■ WHAT IS ASKED: Please give the listing again, word for word, with nothing left out.

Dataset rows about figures

■ ■ ■ ■ ■ ■ ■

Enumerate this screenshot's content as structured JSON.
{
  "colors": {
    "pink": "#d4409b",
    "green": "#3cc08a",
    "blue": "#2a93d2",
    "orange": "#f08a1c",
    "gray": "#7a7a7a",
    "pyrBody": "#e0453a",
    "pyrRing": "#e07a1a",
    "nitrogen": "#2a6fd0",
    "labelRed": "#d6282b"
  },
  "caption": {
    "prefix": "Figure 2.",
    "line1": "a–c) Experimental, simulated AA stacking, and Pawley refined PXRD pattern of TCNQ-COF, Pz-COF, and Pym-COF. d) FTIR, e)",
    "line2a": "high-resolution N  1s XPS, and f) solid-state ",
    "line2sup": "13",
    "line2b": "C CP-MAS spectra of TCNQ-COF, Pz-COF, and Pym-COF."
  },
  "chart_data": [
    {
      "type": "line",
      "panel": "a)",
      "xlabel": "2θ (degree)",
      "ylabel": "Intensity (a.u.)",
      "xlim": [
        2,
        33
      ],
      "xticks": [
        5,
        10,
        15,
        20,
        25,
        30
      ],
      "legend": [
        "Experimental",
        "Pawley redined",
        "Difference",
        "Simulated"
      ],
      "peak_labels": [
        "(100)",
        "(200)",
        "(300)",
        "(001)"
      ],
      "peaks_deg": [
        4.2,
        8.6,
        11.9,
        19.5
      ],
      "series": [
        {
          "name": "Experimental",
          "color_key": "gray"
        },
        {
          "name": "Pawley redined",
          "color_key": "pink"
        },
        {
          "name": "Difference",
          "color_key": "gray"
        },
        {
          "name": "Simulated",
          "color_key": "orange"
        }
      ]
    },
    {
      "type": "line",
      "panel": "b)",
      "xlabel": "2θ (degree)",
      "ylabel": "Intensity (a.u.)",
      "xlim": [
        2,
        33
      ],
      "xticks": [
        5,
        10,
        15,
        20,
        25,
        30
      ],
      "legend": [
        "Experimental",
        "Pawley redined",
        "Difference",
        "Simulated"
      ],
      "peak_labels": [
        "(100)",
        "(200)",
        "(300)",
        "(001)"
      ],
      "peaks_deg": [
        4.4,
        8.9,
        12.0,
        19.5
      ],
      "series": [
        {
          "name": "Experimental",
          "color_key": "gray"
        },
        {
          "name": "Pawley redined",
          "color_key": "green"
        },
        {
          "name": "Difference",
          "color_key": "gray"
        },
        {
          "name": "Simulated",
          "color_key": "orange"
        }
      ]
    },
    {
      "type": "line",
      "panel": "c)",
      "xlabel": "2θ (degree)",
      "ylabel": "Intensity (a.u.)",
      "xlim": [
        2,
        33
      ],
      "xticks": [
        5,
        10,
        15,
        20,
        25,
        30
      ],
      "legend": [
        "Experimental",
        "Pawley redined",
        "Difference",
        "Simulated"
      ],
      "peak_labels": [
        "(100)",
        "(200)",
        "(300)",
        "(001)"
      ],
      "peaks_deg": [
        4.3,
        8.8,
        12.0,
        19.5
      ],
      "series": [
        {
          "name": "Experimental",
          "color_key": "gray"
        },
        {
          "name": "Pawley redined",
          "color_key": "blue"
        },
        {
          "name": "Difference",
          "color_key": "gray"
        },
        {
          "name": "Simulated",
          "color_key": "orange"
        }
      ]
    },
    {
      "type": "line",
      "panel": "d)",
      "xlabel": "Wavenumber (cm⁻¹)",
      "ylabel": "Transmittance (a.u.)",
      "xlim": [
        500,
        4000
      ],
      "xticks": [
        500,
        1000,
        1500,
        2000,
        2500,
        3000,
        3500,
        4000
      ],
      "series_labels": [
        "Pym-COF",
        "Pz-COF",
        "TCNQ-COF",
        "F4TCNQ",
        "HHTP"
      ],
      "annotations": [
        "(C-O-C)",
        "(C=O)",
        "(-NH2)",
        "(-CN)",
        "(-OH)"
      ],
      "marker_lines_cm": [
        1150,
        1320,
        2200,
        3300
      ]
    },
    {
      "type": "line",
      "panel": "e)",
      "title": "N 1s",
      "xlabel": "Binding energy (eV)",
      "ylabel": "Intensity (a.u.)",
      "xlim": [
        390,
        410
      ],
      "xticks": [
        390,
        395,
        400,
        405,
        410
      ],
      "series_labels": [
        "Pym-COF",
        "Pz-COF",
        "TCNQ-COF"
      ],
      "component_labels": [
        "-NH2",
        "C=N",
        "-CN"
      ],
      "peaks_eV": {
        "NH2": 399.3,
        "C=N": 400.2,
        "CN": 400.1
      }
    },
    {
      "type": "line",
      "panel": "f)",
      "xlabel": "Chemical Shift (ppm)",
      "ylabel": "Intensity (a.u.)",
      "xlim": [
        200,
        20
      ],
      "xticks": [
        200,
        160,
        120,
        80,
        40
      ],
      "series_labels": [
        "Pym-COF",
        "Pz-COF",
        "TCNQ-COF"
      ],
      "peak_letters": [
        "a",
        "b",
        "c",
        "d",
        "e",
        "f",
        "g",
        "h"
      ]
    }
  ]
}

■ ■ ■ ■ ■ ■ ■

■ IN RESPONSE:
Enumerate this screenshot's content as structured JSON.
{
  "colors": {
    "pink": "#d4409b",
    "green": "#3cc08a",
    "blue": "#2a93d2",
    "orange": "#f08a1c",
    "gray": "#7a7a7a",
    "pyrBody": "#e0453a",
    "pyrRing": "#e07a1a",
    "nitrogen": "#2a6fd0",
    "labelRed": "#d6282b"
  },
  "caption": {
    "prefix": "Figure 2.",
    "line1": "a–c) Experimental, simulated AA stacking, and Pawley refined PXRD pattern of TCNQ-COF, Pz-COF, and Pym-COF. d) FTIR, e)",
    "line2a": "high-resolution N  1s XPS, and f) solid-state ",
    "line2sup": "13",
    "line2b": "C CP-MAS spectra of TCNQ-COF, Pz-COF, and Pym-COF."
  },
  "chart_data": [
    {
      "type": "line",
      "panel": "a)",
      "xlabel": "2θ (degree)",
      "ylabel": "Intensity (a.u.)",
      "xlim": [
        2,
        33
      ],
      "xticks": [
        5,
        10,
        15,
        20,
        25,
        30
      ],
      "legend": [
        "Experimental",
        "Pawley redined",
        "Difference",
        "Simulated"
      ],
      "peak_labels": [
        "(100)",
        "(200)",
        "(300)",
        "(001)"
      ],
      "peaks_deg": [
        4.2,
        8.6,
        11.9,
        19.5
      ],
      "series": [
        {
          "name": "Experimental",
          "color_key": "gray"
        },
        {
          "name": "Pawley redined",
          "color_key": "pink"
        },
        {
          "name": "Difference",
          "color_key": "gray"
        },
        {
          "name": "Simulated",
          "color_key": "orange"
        }
      ]
    },
    {
      "type": "line",
      "panel": "b)",
      "xlabel": "2θ (degree)",
      "ylabel": "Intensity (a.u.)",
      "xlim": [
        2,
        33
      ],
      "xticks": [
        5,
        10,
        15,
        20,
        25,
        30
      ],
      "legend": [
        "Experimental",
        "Pawley redined",
        "Difference",
        "Simulated"
      ],
      "peak_labels": [
        "(100)",
        "(200)",
        "(300)",
        "(001)"
      ],
      "peaks_deg": [
        4.4,
        8.9,
        12.0,
        19.5
      ],
      "series": [
        {
          "name": "Experimental",
          "color_key": "gray"
        },
        {
          "name": "Pawley redined",
          "color_key": "green"
        },
        {
          "name": "Difference",
          "color_key": "gray"
        },
        {
          "name": "Simulated",
          "color_key": "orange"
        }
      ]
    },
    {
      "type": "line",
      "panel": "c)",
      "xlabel": "2θ (degree)",
      "ylabel": "Intensity (a.u.)",
      "xlim": [
        2,
        33
      ],
      "xticks": [
        5,
        10,
        15,
        20,
        25,
        30
      ],
      "legend": [
        "Experimental",
        "Pawley redined",
        "Difference",
        "Simulated"
      ],
      "peak_labels": [
        "(100)",
        "(200)",
        "(300)",
        "(001)"
      ],
      "peaks_deg": [
        4.3,
        8.8,
        12.0,
        19.5
      ],
      "series": [
        {
          "name": "Experimental",
          "color_key": "gray"
        },
        {
          "name": "Pawley redined",
          "color_key": "blue"
        },
        {
          "name": "Difference",
          "color_key": "gray"
        },
        {
          "name": "Simulated",
          "color_key": "orange"
        }
      ]
    },
    {
      "type": "line",
      "panel": "d)",
      "xlabel": "Wavenumber (cm⁻¹)",
      "ylabel": "Transmittance (a.u.)",
      "xlim": [
        500,
        4000
      ],
      "xticks": [
        500,
        1000,
        1500,
        2000,
        2500,
        3000,
        3500,
        4000
      ],
      "series_labels": [
        "Pym-COF",
        "Pz-COF",
        "TCNQ-COF",
        "F4TCNQ",
        "HHTP"
      ],
      "annotations": [
        "(C-O-C)",
        "(C=O)",
        "(-NH2)",
        "(-CN)",
        "(-OH)"
      ],
      "marker_lines_cm": [
        1150,
        1320,
        2200,
        3300
      ]
    },
    {
      "type": "line",
      "panel": "e)",
      "title": "N 1s",
      "xlabel": "Binding energy (eV)",
      "ylabel": "Intensity (a.u.)",
      "xlim": [
        390,
        410
      ],
      "xticks": [
        390,
        395,
        400,
        405,
        410
      ],
      "series_labels": [
        "Pym-COF",
        "Pz-COF",
        "TCNQ-COF"
      ],
      "component_labels": [
        "-NH2",
        "C=N",
        "-CN"
      ],
      "peaks_eV": {
        "NH2": 399.3,
        "C=N": 400.2,
        "CN": 400.1
      }
    },
    {
      "type": "line",
      "panel": "f)",
      "xlabel": "Chemical Shift (ppm)",
      "ylabel": "Intensity (a.u.)",
      "xlim": [
        200,
        20
      ],
      "xticks": [
        200,
        160,
        120,
        80,
        40
      ],
      "series_labels": [
        "Pym-COF",
        "Pz-COF",
        "TCNQ-COF"
      ],
      "peak_letters": [
        "a",
        "b",
        "c",
        "d",
        "e",
        "f",
        "g",
        "h"
      ]
    }
  ]
}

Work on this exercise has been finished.